== ENTRIES SUPPLIED ==

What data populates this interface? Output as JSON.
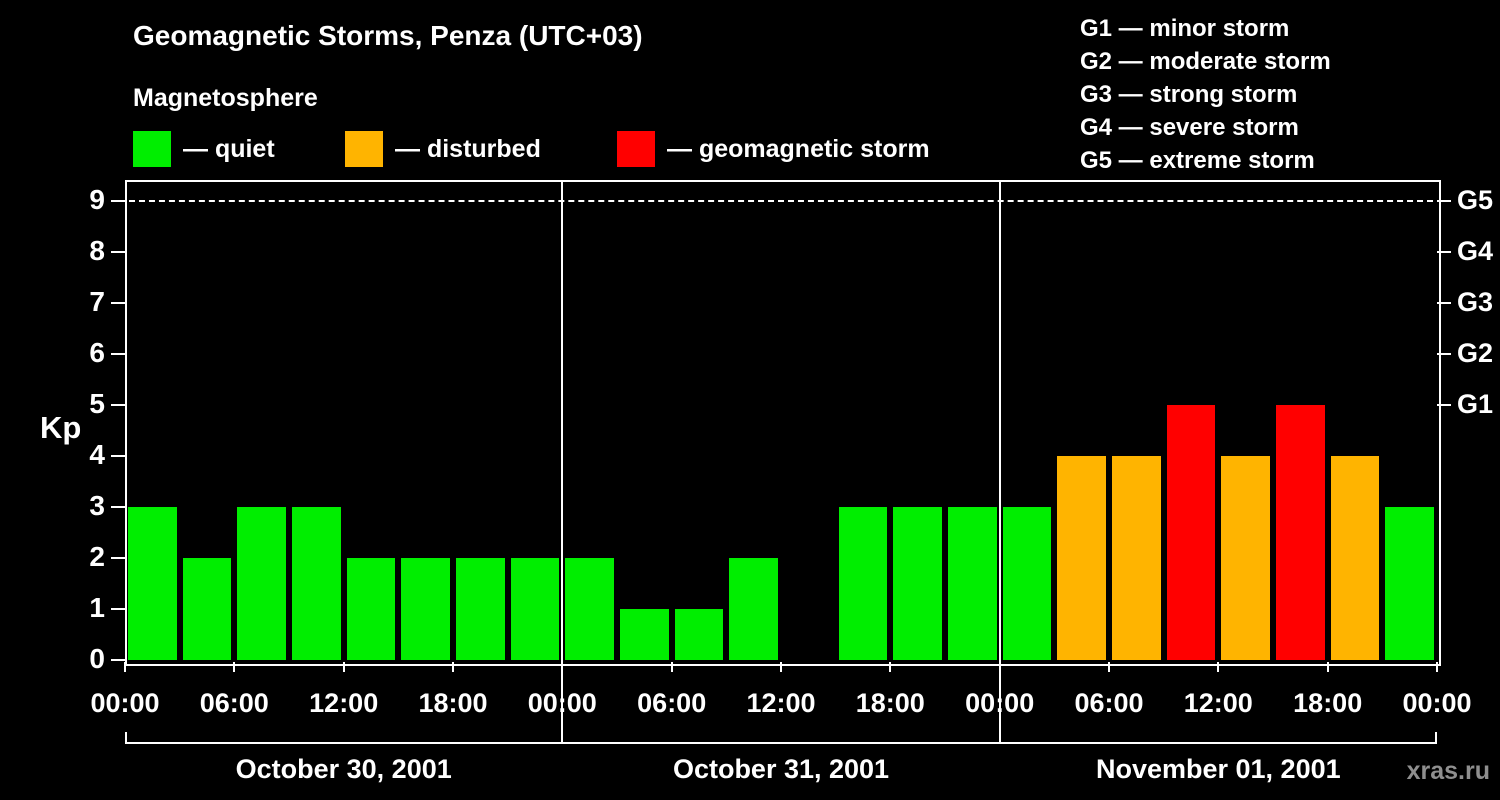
{
  "title": "Geomagnetic Storms, Penza (UTC+03)",
  "subtitle": "Magnetosphere",
  "legend": {
    "quiet_label": "— quiet",
    "disturbed_label": "— disturbed",
    "storm_label": "— geomagnetic storm"
  },
  "storm_scale": [
    "G1 — minor storm",
    "G2 — moderate storm",
    "G3 — strong storm",
    "G4 — severe storm",
    "G5 — extreme storm"
  ],
  "watermark": "xras.ru",
  "chart_data": {
    "type": "bar",
    "title": "Geomagnetic Storms, Penza (UTC+03)",
    "ylabel": "Kp",
    "ylim": [
      0,
      9
    ],
    "yticks": [
      0,
      1,
      2,
      3,
      4,
      5,
      6,
      7,
      8,
      9
    ],
    "right_axis": [
      {
        "label": "G1",
        "kp": 5
      },
      {
        "label": "G2",
        "kp": 6
      },
      {
        "label": "G3",
        "kp": 7
      },
      {
        "label": "G4",
        "kp": 8
      },
      {
        "label": "G5",
        "kp": 9
      }
    ],
    "x_tick_labels": [
      "00:00",
      "06:00",
      "12:00",
      "18:00",
      "00:00",
      "06:00",
      "12:00",
      "18:00",
      "00:00",
      "06:00",
      "12:00",
      "18:00",
      "00:00"
    ],
    "interval_hours": 3,
    "days": [
      {
        "date": "October 30, 2001",
        "values": [
          3,
          2,
          3,
          3,
          2,
          2,
          2,
          2
        ]
      },
      {
        "date": "October 31, 2001",
        "values": [
          2,
          1,
          1,
          2,
          0,
          3,
          3,
          3
        ]
      },
      {
        "date": "November 01, 2001",
        "values": [
          3,
          4,
          4,
          5,
          4,
          5,
          4,
          3
        ]
      }
    ],
    "colors": {
      "quiet": "#00ee00",
      "disturbed": "#ffb400",
      "storm": "#ff0000",
      "axis": "#ffffff",
      "background": "#000000"
    },
    "color_rule": {
      "quiet_max": 3,
      "disturbed_max": 4
    },
    "grid": {
      "dashed_line_at_kp": 9
    },
    "legend_position": "top"
  }
}
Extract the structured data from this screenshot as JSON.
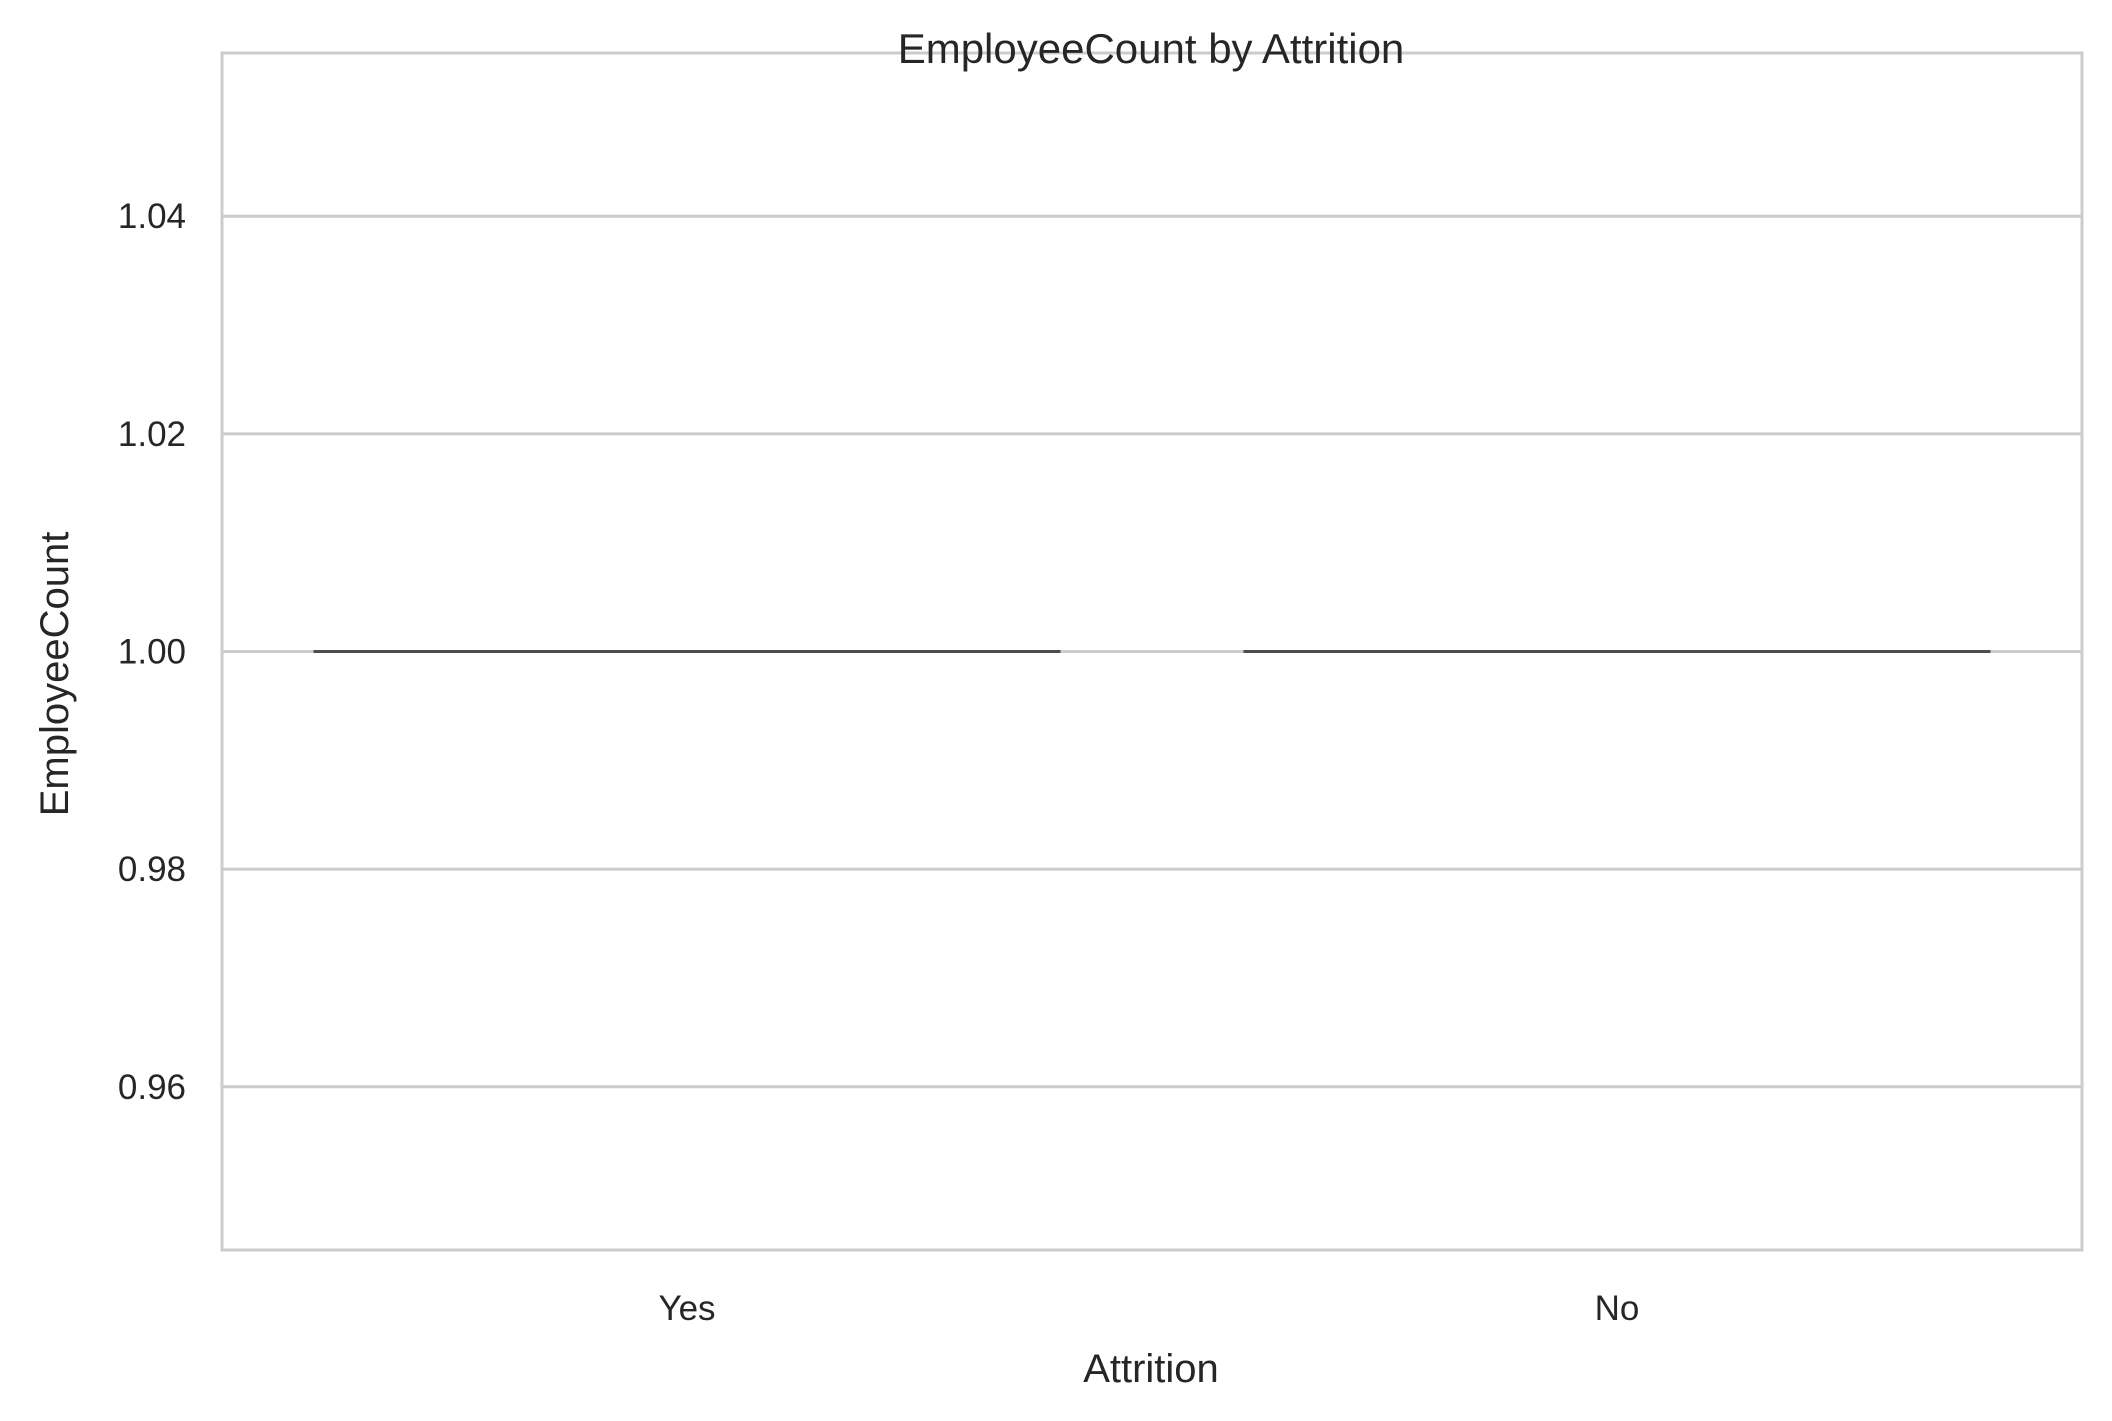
{
  "chart_data": {
    "type": "boxplot",
    "title": "EmployeeCount by Attrition",
    "xlabel": "Attrition",
    "ylabel": "EmployeeCount",
    "categories": [
      "Yes",
      "No"
    ],
    "series": [
      {
        "category": "Yes",
        "min": 1.0,
        "q1": 1.0,
        "median": 1.0,
        "q3": 1.0,
        "max": 1.0
      },
      {
        "category": "No",
        "min": 1.0,
        "q1": 1.0,
        "median": 1.0,
        "q3": 1.0,
        "max": 1.0
      }
    ],
    "ylim": [
      0.945,
      1.055
    ],
    "yticks": [
      0.96,
      0.98,
      1.0,
      1.02,
      1.04
    ],
    "ytick_labels": [
      "0.96",
      "0.98",
      "1.00",
      "1.02",
      "1.04"
    ],
    "grid": true,
    "colors": {
      "grid": "#cccccc",
      "spine": "#cccccc",
      "box_line": "#4d4d4d",
      "text": "#262626"
    }
  }
}
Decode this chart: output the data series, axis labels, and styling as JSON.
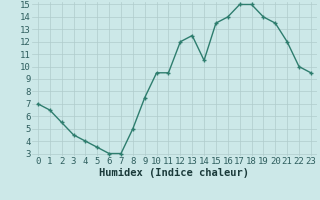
{
  "x": [
    0,
    1,
    2,
    3,
    4,
    5,
    6,
    7,
    8,
    9,
    10,
    11,
    12,
    13,
    14,
    15,
    16,
    17,
    18,
    19,
    20,
    21,
    22,
    23
  ],
  "y": [
    7.0,
    6.5,
    5.5,
    4.5,
    4.0,
    3.5,
    3.0,
    3.0,
    5.0,
    7.5,
    9.5,
    9.5,
    12.0,
    12.5,
    10.5,
    13.5,
    14.0,
    15.0,
    15.0,
    14.0,
    13.5,
    12.0,
    10.0,
    9.5
  ],
  "line_color": "#2e7d6e",
  "marker": "+",
  "bg_color": "#cce8e8",
  "grid_color_major": "#b0cccc",
  "grid_color_minor": "#b0cccc",
  "xlabel": "Humidex (Indice chaleur)",
  "ylim": [
    3,
    15
  ],
  "xlim": [
    -0.5,
    23.5
  ],
  "yticks": [
    3,
    4,
    5,
    6,
    7,
    8,
    9,
    10,
    11,
    12,
    13,
    14,
    15
  ],
  "xticks": [
    0,
    1,
    2,
    3,
    4,
    5,
    6,
    7,
    8,
    9,
    10,
    11,
    12,
    13,
    14,
    15,
    16,
    17,
    18,
    19,
    20,
    21,
    22,
    23
  ],
  "tick_label_color": "#2e5e5e",
  "xlabel_color": "#1a3a3a",
  "xlabel_fontsize": 7.5,
  "tick_fontsize": 6.5,
  "linewidth": 1.0,
  "markersize": 3.5,
  "markeredgewidth": 1.0
}
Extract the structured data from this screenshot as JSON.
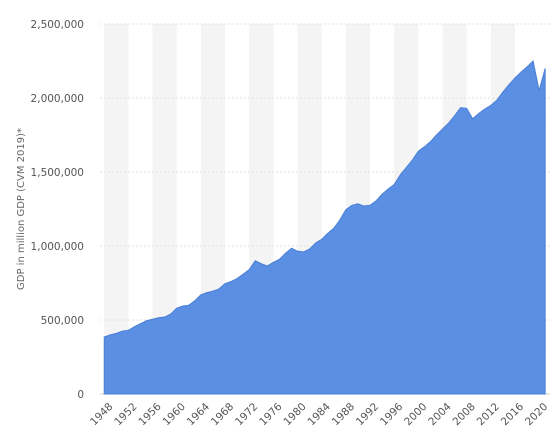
{
  "chart_data": {
    "type": "area",
    "title": "",
    "xlabel": "",
    "ylabel": "GDP in million GDP (CVM 2019)*",
    "ylim": [
      0,
      2500000
    ],
    "yticks": [
      0,
      500000,
      1000000,
      1500000,
      2000000,
      2500000
    ],
    "ytick_labels": [
      "0",
      "500,000",
      "1,000,000",
      "1,500,000",
      "2,000,000",
      "2,500,000"
    ],
    "xticks": [
      1948,
      1952,
      1956,
      1960,
      1964,
      1968,
      1972,
      1976,
      1980,
      1984,
      1988,
      1992,
      1996,
      2000,
      2004,
      2008,
      2012,
      2016,
      2020
    ],
    "grid": "horizontal lines with alternating vertical bands",
    "series": [
      {
        "color": "#5b8fe3",
        "x": [
          1948,
          1949,
          1950,
          1951,
          1952,
          1953,
          1954,
          1955,
          1956,
          1957,
          1958,
          1959,
          1960,
          1961,
          1962,
          1963,
          1964,
          1965,
          1966,
          1967,
          1968,
          1969,
          1970,
          1971,
          1972,
          1973,
          1974,
          1975,
          1976,
          1977,
          1978,
          1979,
          1980,
          1981,
          1982,
          1983,
          1984,
          1985,
          1986,
          1987,
          1988,
          1989,
          1990,
          1991,
          1992,
          1993,
          1994,
          1995,
          1996,
          1997,
          1998,
          1999,
          2000,
          2001,
          2002,
          2003,
          2004,
          2005,
          2006,
          2007,
          2008,
          2009,
          2010,
          2011,
          2012,
          2013,
          2014,
          2015,
          2016,
          2017,
          2018,
          2019,
          2020,
          2021
        ],
        "values": [
          385000,
          400000,
          410000,
          425000,
          430000,
          455000,
          475000,
          495000,
          505000,
          515000,
          520000,
          540000,
          580000,
          595000,
          600000,
          630000,
          670000,
          685000,
          695000,
          710000,
          745000,
          760000,
          780000,
          810000,
          840000,
          900000,
          880000,
          865000,
          890000,
          910000,
          950000,
          985000,
          965000,
          960000,
          980000,
          1020000,
          1045000,
          1085000,
          1120000,
          1175000,
          1245000,
          1275000,
          1285000,
          1270000,
          1275000,
          1305000,
          1350000,
          1385000,
          1415000,
          1480000,
          1530000,
          1580000,
          1640000,
          1670000,
          1705000,
          1750000,
          1790000,
          1830000,
          1880000,
          1935000,
          1930000,
          1860000,
          1895000,
          1925000,
          1950000,
          1985000,
          2040000,
          2090000,
          2135000,
          2175000,
          2210000,
          2250000,
          2050000,
          2200000
        ]
      }
    ]
  }
}
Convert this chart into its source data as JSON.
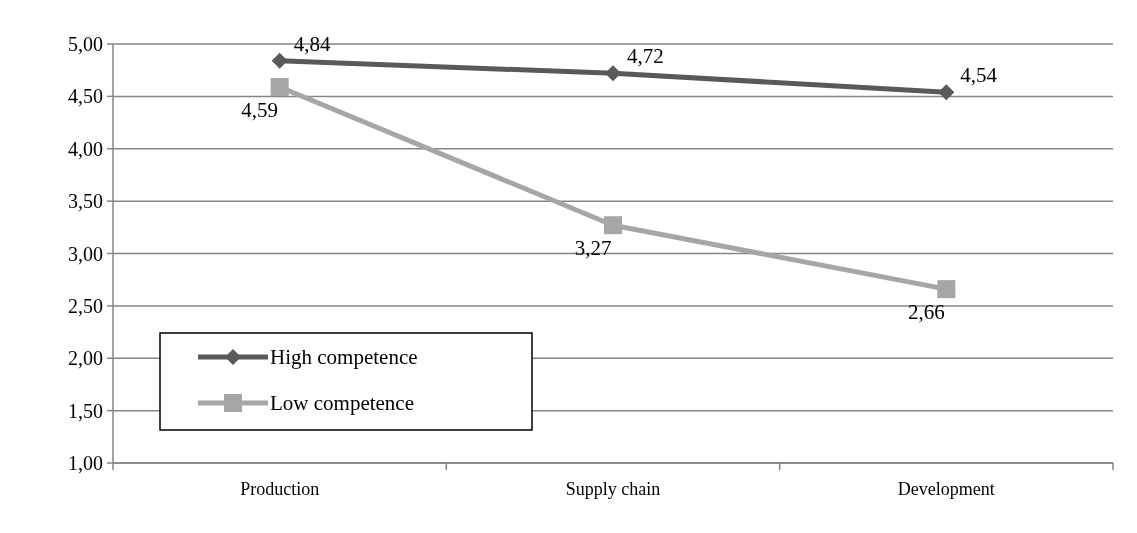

== THE EXERCISE ==
Every record above should be transcribed exactly; the pictures stay out of the copy.

== CORRECT RESPONSE ==
What data populates this interface? Output as JSON.
{
  "title": "Geomagnetic Storms, Penza (UTC+03)",
  "subtitle": "Magnetosphere",
  "legend": {
    "quiet_label": "— quiet",
    "disturbed_label": "— disturbed",
    "storm_label": "— geomagnetic storm"
  },
  "storm_scale": [
    "G1 — minor storm",
    "G2 — moderate storm",
    "G3 — strong storm",
    "G4 — severe storm",
    "G5 — extreme storm"
  ],
  "watermark": "xras.ru",
  "chart_data": {
    "type": "bar",
    "title": "Geomagnetic Storms, Penza (UTC+03)",
    "ylabel": "Kp",
    "ylim": [
      0,
      9
    ],
    "yticks": [
      0,
      1,
      2,
      3,
      4,
      5,
      6,
      7,
      8,
      9
    ],
    "right_axis": [
      {
        "label": "G1",
        "kp": 5
      },
      {
        "label": "G2",
        "kp": 6
      },
      {
        "label": "G3",
        "kp": 7
      },
      {
        "label": "G4",
        "kp": 8
      },
      {
        "label": "G5",
        "kp": 9
      }
    ],
    "x_tick_labels": [
      "00:00",
      "06:00",
      "12:00",
      "18:00",
      "00:00",
      "06:00",
      "12:00",
      "18:00",
      "00:00",
      "06:00",
      "12:00",
      "18:00",
      "00:00"
    ],
    "interval_hours": 3,
    "days": [
      {
        "date": "October 30, 2001",
        "values": [
          3,
          2,
          3,
          3,
          2,
          2,
          2,
          2
        ]
      },
      {
        "date": "October 31, 2001",
        "values": [
          2,
          1,
          1,
          2,
          0,
          3,
          3,
          3
        ]
      },
      {
        "date": "November 01, 2001",
        "values": [
          3,
          4,
          4,
          5,
          4,
          5,
          4,
          3
        ]
      }
    ],
    "colors": {
      "quiet": "#00ee00",
      "disturbed": "#ffb400",
      "storm": "#ff0000",
      "axis": "#ffffff",
      "background": "#000000"
    },
    "color_rule": {
      "quiet_max": 3,
      "disturbed_max": 4
    },
    "grid": {
      "dashed_line_at_kp": 9
    },
    "legend_position": "top"
  }
}
Extract the structured data from this screenshot as JSON.
{
  "chart_data": {
    "type": "boxplot",
    "title": "EmployeeCount by Attrition",
    "xlabel": "Attrition",
    "ylabel": "EmployeeCount",
    "categories": [
      "Yes",
      "No"
    ],
    "series": [
      {
        "category": "Yes",
        "min": 1.0,
        "q1": 1.0,
        "median": 1.0,
        "q3": 1.0,
        "max": 1.0
      },
      {
        "category": "No",
        "min": 1.0,
        "q1": 1.0,
        "median": 1.0,
        "q3": 1.0,
        "max": 1.0
      }
    ],
    "ylim": [
      0.945,
      1.055
    ],
    "yticks": [
      0.96,
      0.98,
      1.0,
      1.02,
      1.04
    ],
    "ytick_labels": [
      "0.96",
      "0.98",
      "1.00",
      "1.02",
      "1.04"
    ],
    "grid": true,
    "colors": {
      "grid": "#cccccc",
      "spine": "#cccccc",
      "box_line": "#4d4d4d",
      "text": "#262626"
    }
  }
}
Decode this chart: output the data series, axis labels, and styling as JSON.
{
  "x": [
    0,
    1,
    2,
    3,
    4,
    5,
    6,
    7,
    8,
    9,
    10,
    11,
    12,
    13,
    14,
    15,
    16,
    17,
    18,
    19,
    20,
    21,
    22,
    23
  ],
  "y": [
    7.0,
    6.5,
    5.5,
    4.5,
    4.0,
    3.5,
    3.0,
    3.0,
    5.0,
    7.5,
    9.5,
    9.5,
    12.0,
    12.5,
    10.5,
    13.5,
    14.0,
    15.0,
    15.0,
    14.0,
    13.5,
    12.0,
    10.0,
    9.5
  ],
  "line_color": "#2e7d6e",
  "marker": "+",
  "bg_color": "#cce8e8",
  "grid_color_major": "#b0cccc",
  "grid_color_minor": "#b0cccc",
  "xlabel": "Humidex (Indice chaleur)",
  "ylim": [
    3,
    15
  ],
  "xlim": [
    -0.5,
    23.5
  ],
  "yticks": [
    3,
    4,
    5,
    6,
    7,
    8,
    9,
    10,
    11,
    12,
    13,
    14,
    15
  ],
  "xticks": [
    0,
    1,
    2,
    3,
    4,
    5,
    6,
    7,
    8,
    9,
    10,
    11,
    12,
    13,
    14,
    15,
    16,
    17,
    18,
    19,
    20,
    21,
    22,
    23
  ],
  "tick_label_color": "#2e5e5e",
  "xlabel_color": "#1a3a3a",
  "xlabel_fontsize": 7.5,
  "tick_fontsize": 6.5,
  "linewidth": 1.0,
  "markersize": 3.5,
  "markeredgewidth": 1.0
}
Extract the structured data from this screenshot as JSON.
{
  "chart_data": {
    "type": "area",
    "title": "",
    "xlabel": "",
    "ylabel": "GDP in million GDP (CVM 2019)*",
    "ylim": [
      0,
      2500000
    ],
    "yticks": [
      0,
      500000,
      1000000,
      1500000,
      2000000,
      2500000
    ],
    "ytick_labels": [
      "0",
      "500,000",
      "1,000,000",
      "1,500,000",
      "2,000,000",
      "2,500,000"
    ],
    "xticks": [
      1948,
      1952,
      1956,
      1960,
      1964,
      1968,
      1972,
      1976,
      1980,
      1984,
      1988,
      1992,
      1996,
      2000,
      2004,
      2008,
      2012,
      2016,
      2020
    ],
    "grid": "horizontal lines with alternating vertical bands",
    "series": [
      {
        "color": "#5b8fe3",
        "x": [
          1948,
          1949,
          1950,
          1951,
          1952,
          1953,
          1954,
          1955,
          1956,
          1957,
          1958,
          1959,
          1960,
          1961,
          1962,
          1963,
          1964,
          1965,
          1966,
          1967,
          1968,
          1969,
          1970,
          1971,
          1972,
          1973,
          1974,
          1975,
          1976,
          1977,
          1978,
          1979,
          1980,
          1981,
          1982,
          1983,
          1984,
          1985,
          1986,
          1987,
          1988,
          1989,
          1990,
          1991,
          1992,
          1993,
          1994,
          1995,
          1996,
          1997,
          1998,
          1999,
          2000,
          2001,
          2002,
          2003,
          2004,
          2005,
          2006,
          2007,
          2008,
          2009,
          2010,
          2011,
          2012,
          2013,
          2014,
          2015,
          2016,
          2017,
          2018,
          2019,
          2020,
          2021
        ],
        "values": [
          385000,
          400000,
          410000,
          425000,
          430000,
          455000,
          475000,
          495000,
          505000,
          515000,
          520000,
          540000,
          580000,
          595000,
          600000,
          630000,
          670000,
          685000,
          695000,
          710000,
          745000,
          760000,
          780000,
          810000,
          840000,
          900000,
          880000,
          865000,
          890000,
          910000,
          950000,
          985000,
          965000,
          960000,
          980000,
          1020000,
          1045000,
          1085000,
          1120000,
          1175000,
          1245000,
          1275000,
          1285000,
          1270000,
          1275000,
          1305000,
          1350000,
          1385000,
          1415000,
          1480000,
          1530000,
          1580000,
          1640000,
          1670000,
          1705000,
          1750000,
          1790000,
          1830000,
          1880000,
          1935000,
          1930000,
          1860000,
          1895000,
          1925000,
          1950000,
          1985000,
          2040000,
          2090000,
          2135000,
          2175000,
          2210000,
          2250000,
          2050000,
          2200000
        ]
      }
    ]
  }
}
Convert this chart into its source data as JSON.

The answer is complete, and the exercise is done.